» **Your instructions**:
Retype each line exactly. Skip images.

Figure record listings

##############################

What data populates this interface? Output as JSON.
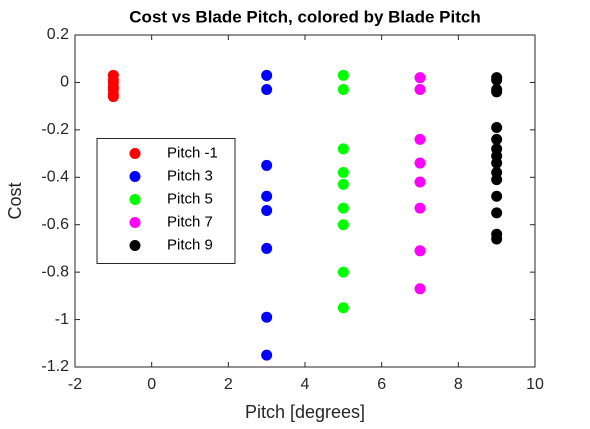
{
  "chart_data": {
    "type": "scatter",
    "title": "Cost vs Blade Pitch, colored by Blade Pitch",
    "xlabel": "Pitch [degrees]",
    "ylabel": "Cost",
    "xlim": [
      -2,
      10
    ],
    "xticks": [
      -2,
      0,
      2,
      4,
      6,
      8,
      10
    ],
    "ylim": [
      -1.2,
      0.2
    ],
    "yticks": [
      -1.2,
      -1,
      -0.8,
      -0.6,
      -0.4,
      -0.2,
      0,
      0.2
    ],
    "grid": false,
    "legend": "west",
    "series": [
      {
        "name": "Pitch -1",
        "color": "#ff0000",
        "x": [
          -1,
          -1,
          -1,
          -1,
          -1,
          -1,
          -1
        ],
        "values": [
          0.03,
          0.01,
          0,
          -0.02,
          -0.03,
          -0.05,
          -0.06
        ]
      },
      {
        "name": "Pitch 3",
        "color": "#0000ff",
        "x": [
          3,
          3,
          3,
          3,
          3,
          3,
          3,
          3
        ],
        "values": [
          0.03,
          -0.03,
          -0.35,
          -0.48,
          -0.54,
          -0.7,
          -0.99,
          -1.15
        ]
      },
      {
        "name": "Pitch 5",
        "color": "#00ff00",
        "x": [
          5,
          5,
          5,
          5,
          5,
          5,
          5,
          5,
          5
        ],
        "values": [
          0.03,
          -0.03,
          -0.28,
          -0.38,
          -0.43,
          -0.53,
          -0.6,
          -0.8,
          -0.95
        ]
      },
      {
        "name": "Pitch 7",
        "color": "#ff00ff",
        "x": [
          7,
          7,
          7,
          7,
          7,
          7,
          7,
          7
        ],
        "values": [
          0.02,
          -0.03,
          -0.24,
          -0.34,
          -0.42,
          -0.53,
          -0.71,
          -0.87
        ]
      },
      {
        "name": "Pitch 9",
        "color": "#000000",
        "x": [
          9,
          9,
          9,
          9,
          9,
          9,
          9,
          9,
          9,
          9,
          9,
          9,
          9,
          9,
          9
        ],
        "values": [
          0.02,
          0.01,
          -0.03,
          -0.04,
          -0.19,
          -0.24,
          -0.28,
          -0.31,
          -0.34,
          -0.38,
          -0.41,
          -0.48,
          -0.55,
          -0.64,
          -0.66
        ]
      }
    ]
  }
}
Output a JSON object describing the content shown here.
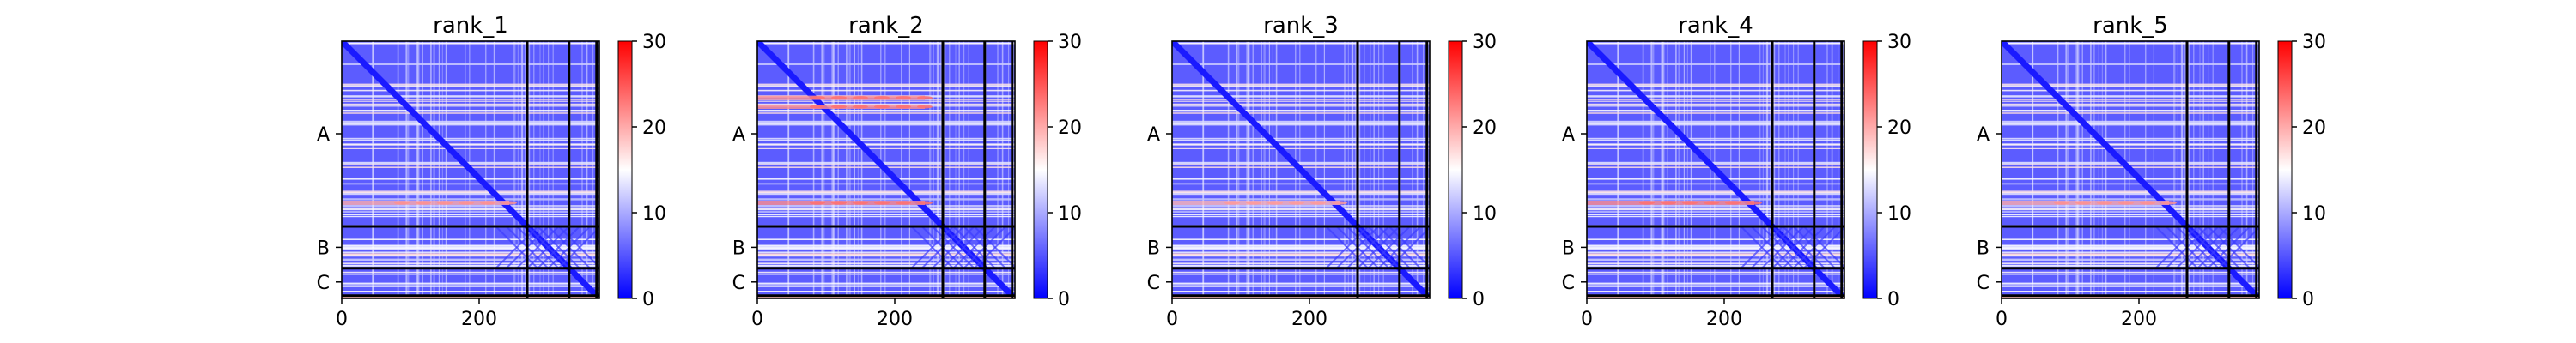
{
  "chart_data": {
    "type": "heatmap",
    "colormap": {
      "low": "#0000ff",
      "mid": "#ffffff",
      "high": "#ff0000"
    },
    "colorbar": {
      "min": 0,
      "max": 30,
      "ticks": [
        0,
        10,
        20,
        30
      ]
    },
    "x_ticks": [
      0,
      200
    ],
    "n_residues": 375,
    "chain_boundaries": [
      270,
      331,
      371
    ],
    "y_chain_labels": [
      "A",
      "B",
      "C"
    ],
    "panels": [
      {
        "title": "rank_1",
        "hot_rows": [
          235
        ],
        "hot_level": 0.66
      },
      {
        "title": "rank_2",
        "hot_rows": [
          82,
          95,
          235
        ],
        "hot_level": 0.72
      },
      {
        "title": "rank_3",
        "hot_rows": [
          235
        ],
        "hot_level": 0.64
      },
      {
        "title": "rank_4",
        "hot_rows": [
          235
        ],
        "hot_level": 0.72
      },
      {
        "title": "rank_5",
        "hot_rows": [
          235
        ],
        "hot_level": 0.66
      }
    ]
  }
}
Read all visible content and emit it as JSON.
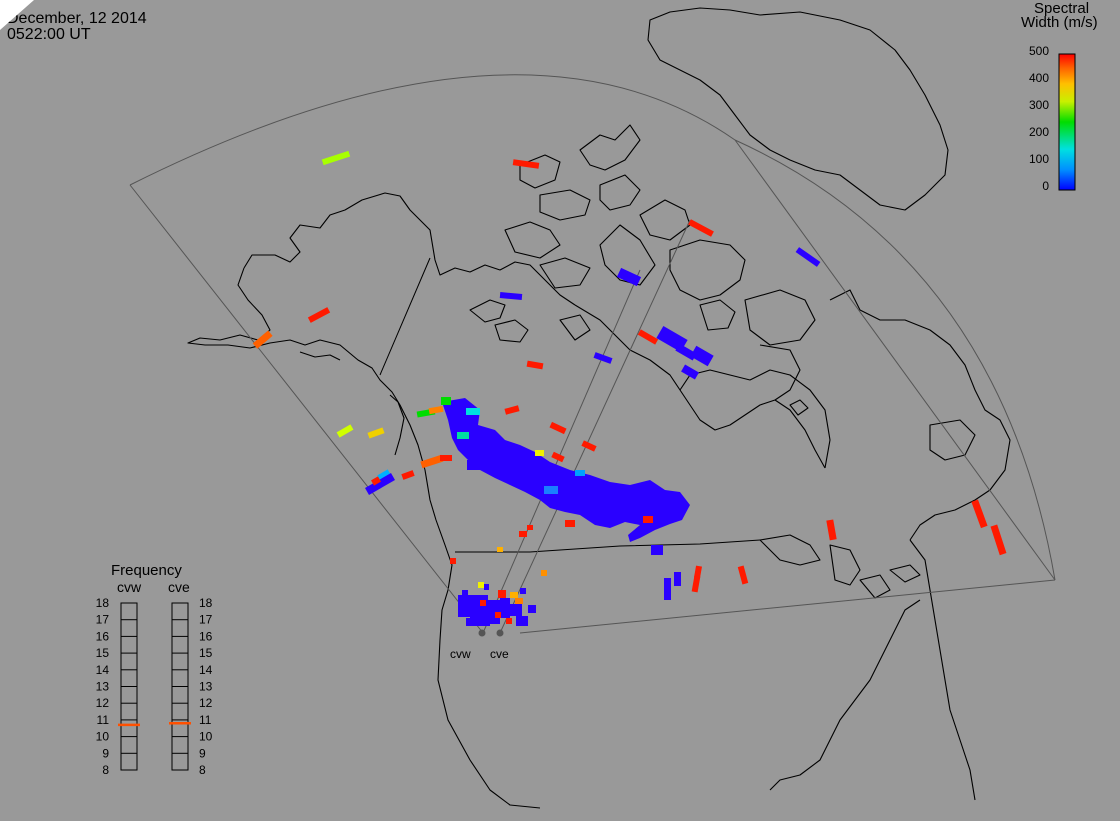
{
  "header": {
    "date": "December, 12 2014",
    "time": "0522:00 UT"
  },
  "colorbar": {
    "title_line1": "Spectral",
    "title_line2": "Width (m/s)",
    "ticks": [
      "500",
      "400",
      "300",
      "200",
      "100",
      "0"
    ]
  },
  "frequency": {
    "title": "Frequency",
    "radars": [
      "cvw",
      "cve"
    ],
    "values_mhz": [
      "18",
      "17",
      "16",
      "15",
      "14",
      "13",
      "12",
      "11",
      "10",
      "9",
      "8"
    ],
    "selected": {
      "cvw": 10.7,
      "cve": 10.8
    }
  },
  "radar_sites": [
    "cvw",
    "cve"
  ],
  "colors": {
    "background": "#999999",
    "blue": "#2a00ff",
    "cyan": "#00e0e0",
    "green": "#00dd00",
    "yellow": "#f0f000",
    "orange": "#ff8000",
    "red": "#ff0000"
  }
}
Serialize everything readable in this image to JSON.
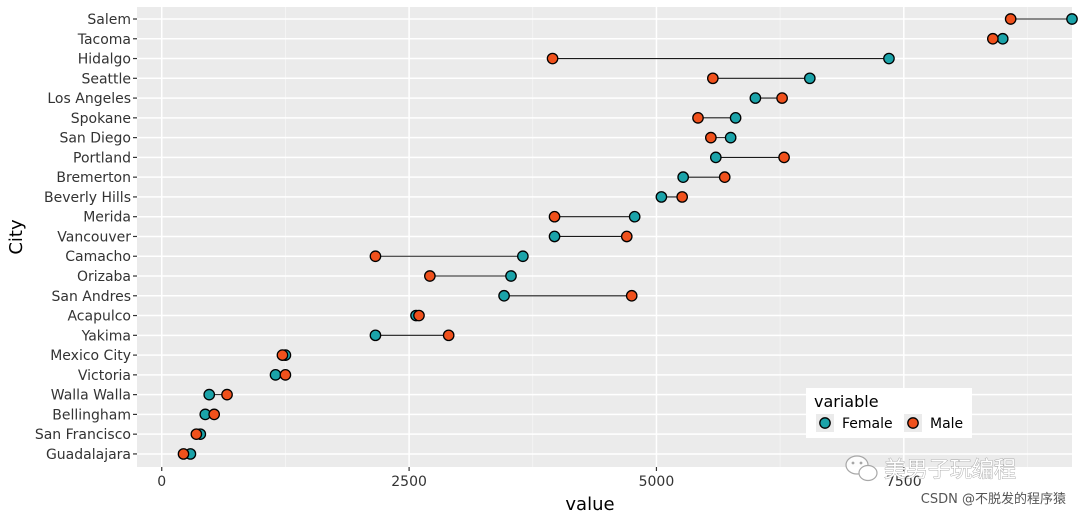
{
  "chart_data": {
    "type": "scatter",
    "subtype": "dumbbell",
    "xlabel": "value",
    "ylabel": "City",
    "xlim": [
      -250,
      9200
    ],
    "xticks": [
      0,
      2500,
      5000,
      7500
    ],
    "xtick_labels": [
      "0",
      "2500",
      "5000",
      "7500"
    ],
    "grid": true,
    "legend": {
      "title": "variable",
      "placement": "bottom-right",
      "entries": [
        {
          "name": "Female",
          "color": "#1ba3a9"
        },
        {
          "name": "Male",
          "color": "#f0511c"
        }
      ]
    },
    "categories": [
      "Salem",
      "Tacoma",
      "Hidalgo",
      "Seattle",
      "Los Angeles",
      "Spokane",
      "San Diego",
      "Portland",
      "Bremerton",
      "Beverly Hills",
      "Merida",
      "Vancouver",
      "Camacho",
      "Orizaba",
      "San Andres",
      "Acapulco",
      "Yakima",
      "Mexico City",
      "Victoria",
      "Walla Walla",
      "Bellingham",
      "San Francisco",
      "Guadalajara"
    ],
    "series": [
      {
        "name": "Female",
        "color": "#1ba3a9",
        "values": [
          9200,
          8500,
          7350,
          6550,
          6000,
          5800,
          5750,
          5600,
          5270,
          5050,
          4780,
          3970,
          3650,
          3530,
          3460,
          2570,
          2160,
          1250,
          1150,
          480,
          440,
          390,
          290
        ]
      },
      {
        "name": "Male",
        "color": "#f0511c",
        "values": [
          8580,
          8400,
          3950,
          5570,
          6270,
          5420,
          5550,
          6290,
          5690,
          5260,
          3970,
          4700,
          2160,
          2710,
          4750,
          2600,
          2900,
          1220,
          1250,
          660,
          530,
          350,
          220
        ]
      }
    ]
  },
  "watermark": {
    "logo": "wechat-logo",
    "text": "美男子玩编程",
    "credit": "CSDN @不脱发的程序猿"
  }
}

##############################

» **Full response**:
What data populates this interface? Output as JSON.
{
  "chart_data": {
    "type": "scatter",
    "title": "Cost vs Blade Pitch, colored by Blade Pitch",
    "xlabel": "Pitch [degrees]",
    "ylabel": "Cost",
    "xlim": [
      -2,
      10
    ],
    "xticks": [
      -2,
      0,
      2,
      4,
      6,
      8,
      10
    ],
    "ylim": [
      -1.2,
      0.2
    ],
    "yticks": [
      -1.2,
      -1,
      -0.8,
      -0.6,
      -0.4,
      -0.2,
      0,
      0.2
    ],
    "grid": false,
    "legend": "west",
    "series": [
      {
        "name": "Pitch -1",
        "color": "#ff0000",
        "x": [
          -1,
          -1,
          -1,
          -1,
          -1,
          -1,
          -1
        ],
        "values": [
          0.03,
          0.01,
          0,
          -0.02,
          -0.03,
          -0.05,
          -0.06
        ]
      },
      {
        "name": "Pitch 3",
        "color": "#0000ff",
        "x": [
          3,
          3,
          3,
          3,
          3,
          3,
          3,
          3
        ],
        "values": [
          0.03,
          -0.03,
          -0.35,
          -0.48,
          -0.54,
          -0.7,
          -0.99,
          -1.15
        ]
      },
      {
        "name": "Pitch 5",
        "color": "#00ff00",
        "x": [
          5,
          5,
          5,
          5,
          5,
          5,
          5,
          5,
          5
        ],
        "values": [
          0.03,
          -0.03,
          -0.28,
          -0.38,
          -0.43,
          -0.53,
          -0.6,
          -0.8,
          -0.95
        ]
      },
      {
        "name": "Pitch 7",
        "color": "#ff00ff",
        "x": [
          7,
          7,
          7,
          7,
          7,
          7,
          7,
          7
        ],
        "values": [
          0.02,
          -0.03,
          -0.24,
          -0.34,
          -0.42,
          -0.53,
          -0.71,
          -0.87
        ]
      },
      {
        "name": "Pitch 9",
        "color": "#000000",
        "x": [
          9,
          9,
          9,
          9,
          9,
          9,
          9,
          9,
          9,
          9,
          9,
          9,
          9,
          9,
          9
        ],
        "values": [
          0.02,
          0.01,
          -0.03,
          -0.04,
          -0.19,
          -0.24,
          -0.28,
          -0.31,
          -0.34,
          -0.38,
          -0.41,
          -0.48,
          -0.55,
          -0.64,
          -0.66
        ]
      }
    ]
  }
}
Output a JSON object describing the content shown here.
{
  "chart_data": {
    "type": "heatmap",
    "colormap": {
      "low": "#0000ff",
      "mid": "#ffffff",
      "high": "#ff0000"
    },
    "colorbar": {
      "min": 0,
      "max": 30,
      "ticks": [
        0,
        10,
        20,
        30
      ]
    },
    "x_ticks": [
      0,
      200
    ],
    "n_residues": 375,
    "chain_boundaries": [
      270,
      331,
      371
    ],
    "y_chain_labels": [
      "A",
      "B",
      "C"
    ],
    "panels": [
      {
        "title": "rank_1",
        "hot_rows": [
          235
        ],
        "hot_level": 0.66
      },
      {
        "title": "rank_2",
        "hot_rows": [
          82,
          95,
          235
        ],
        "hot_level": 0.72
      },
      {
        "title": "rank_3",
        "hot_rows": [
          235
        ],
        "hot_level": 0.64
      },
      {
        "title": "rank_4",
        "hot_rows": [
          235
        ],
        "hot_level": 0.72
      },
      {
        "title": "rank_5",
        "hot_rows": [
          235
        ],
        "hot_level": 0.66
      }
    ]
  }
}
Read all visible content and emit it as JSON.
{
  "header": {
    "date": "December, 12 2014",
    "time": "0522:00 UT"
  },
  "colorbar": {
    "title_line1": "Spectral",
    "title_line2": "Width (m/s)",
    "ticks": [
      "500",
      "400",
      "300",
      "200",
      "100",
      "0"
    ]
  },
  "frequency": {
    "title": "Frequency",
    "radars": [
      "cvw",
      "cve"
    ],
    "values_mhz": [
      "18",
      "17",
      "16",
      "15",
      "14",
      "13",
      "12",
      "11",
      "10",
      "9",
      "8"
    ],
    "selected": {
      "cvw": 10.7,
      "cve": 10.8
    }
  },
  "radar_sites": [
    "cvw",
    "cve"
  ],
  "colors": {
    "background": "#999999",
    "blue": "#2a00ff",
    "cyan": "#00e0e0",
    "green": "#00dd00",
    "yellow": "#f0f000",
    "orange": "#ff8000",
    "red": "#ff0000"
  }
}
Serialize everything readable in this image to JSON.
{
  "chart_data": {
    "type": "scatter",
    "subtype": "dumbbell",
    "xlabel": "value",
    "ylabel": "City",
    "xlim": [
      -250,
      9200
    ],
    "xticks": [
      0,
      2500,
      5000,
      7500
    ],
    "xtick_labels": [
      "0",
      "2500",
      "5000",
      "7500"
    ],
    "grid": true,
    "legend": {
      "title": "variable",
      "placement": "bottom-right",
      "entries": [
        {
          "name": "Female",
          "color": "#1ba3a9"
        },
        {
          "name": "Male",
          "color": "#f0511c"
        }
      ]
    },
    "categories": [
      "Salem",
      "Tacoma",
      "Hidalgo",
      "Seattle",
      "Los Angeles",
      "Spokane",
      "San Diego",
      "Portland",
      "Bremerton",
      "Beverly Hills",
      "Merida",
      "Vancouver",
      "Camacho",
      "Orizaba",
      "San Andres",
      "Acapulco",
      "Yakima",
      "Mexico City",
      "Victoria",
      "Walla Walla",
      "Bellingham",
      "San Francisco",
      "Guadalajara"
    ],
    "series": [
      {
        "name": "Female",
        "color": "#1ba3a9",
        "values": [
          9200,
          8500,
          7350,
          6550,
          6000,
          5800,
          5750,
          5600,
          5270,
          5050,
          4780,
          3970,
          3650,
          3530,
          3460,
          2570,
          2160,
          1250,
          1150,
          480,
          440,
          390,
          290
        ]
      },
      {
        "name": "Male",
        "color": "#f0511c",
        "values": [
          8580,
          8400,
          3950,
          5570,
          6270,
          5420,
          5550,
          6290,
          5690,
          5260,
          3970,
          4700,
          2160,
          2710,
          4750,
          2600,
          2900,
          1220,
          1250,
          660,
          530,
          350,
          220
        ]
      }
    ]
  },
  "watermark": {
    "logo": "wechat-logo",
    "text": "美男子玩编程",
    "credit": "CSDN @不脱发的程序猿"
  }
}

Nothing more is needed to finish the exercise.